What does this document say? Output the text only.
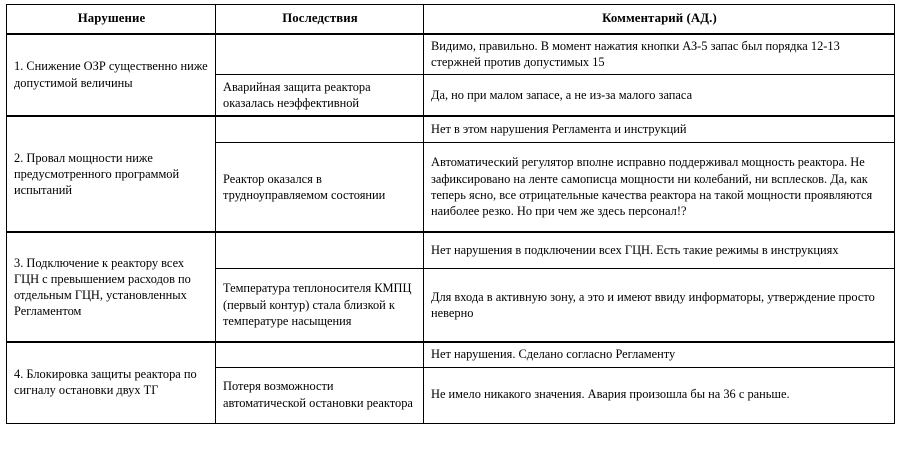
Нарушение	Последствия	Комментарий (АД.)
1. Снижение ОЗР существенно ниже допустимой величины		Видимо, правильно. В момент нажатия кнопки АЗ-5 запас был порядка 12-13 стержней против допустимых 15
	Аварийная защита реактора оказалась неэффективной	Да, но при малом запасе, а не из-за малого запаса
2. Провал мощности ниже предусмотренного программой испытаний		Нет в этом нарушения Регламента и инструкций
	Реактор оказался в трудноуправляемом состоянии	Автоматический регулятор вполне исправно поддерживал мощность реактора. Не зафиксировано на ленте самописца мощности ни колебаний, ни всплесков. Да, как теперь ясно, все отрицательные качества реактора на такой мощности проявляются наиболее резко. Но при чем же здесь персонал!?
3. Подключение к реактору всех ГЦН с превышением расходов по отдельным ГЦН, установленных Регламентом		Нет нарушения в подключении всех ГЦН. Есть такие режимы в инструкциях
	Температура теплоносителя КМПЦ (первый контур) стала близкой к температуре насыщения	Для входа в активную зону, а это и имеют ввиду информаторы, утверждение просто неверно
4. Блокировка защиты реактора по сигналу остановки двух ТГ		Нет нарушения. Сделано согласно Регламенту
	Потеря возможности автоматической остановки реактора	Не имело никакого значения. Авария произошла бы на 36 с раньше.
★ ★ ★ ★ ★ ★ ★
Make an exact copy of the data, leaving its pictures out.

What does this document say? Output the text only.
Нарушение	Последствия	Комментарий (АД.)
1. Снижение ОЗР существенно ниже допустимой величины		Видимо, правильно. В момент нажатия кнопки АЗ-5 запас был порядка 12-13 стержней против допустимых 15
	Аварийная защита реактора оказалась неэффективной	Да, но при малом запасе, а не из-за малого запаса
2. Провал мощности ниже предусмотренного программой испытаний		Нет в этом нарушения Регламента и инструкций
	Реактор оказался в трудноуправляемом состоянии	Автоматический регулятор вполне исправно поддерживал мощность реактора. Не зафиксировано на ленте самописца мощности ни колебаний, ни всплесков. Да, как теперь ясно, все отрицательные качества реактора на такой мощности проявляются наиболее резко. Но при чем же здесь персонал!?
3. Подключение к реактору всех ГЦН с превышением расходов по отдельным ГЦН, установленных Регламентом		Нет нарушения в подключении всех ГЦН. Есть такие режимы в инструкциях
	Температура теплоносителя КМПЦ (первый контур) стала близкой к температуре насыщения	Для входа в активную зону, а это и имеют ввиду информаторы, утверждение просто неверно
4. Блокировка защиты реактора по сигналу остановки двух ТГ		Нет нарушения. Сделано согласно Регламенту
	Потеря возможности автоматической остановки реактора	Не имело никакого значения. Авария произошла бы на 36 с раньше.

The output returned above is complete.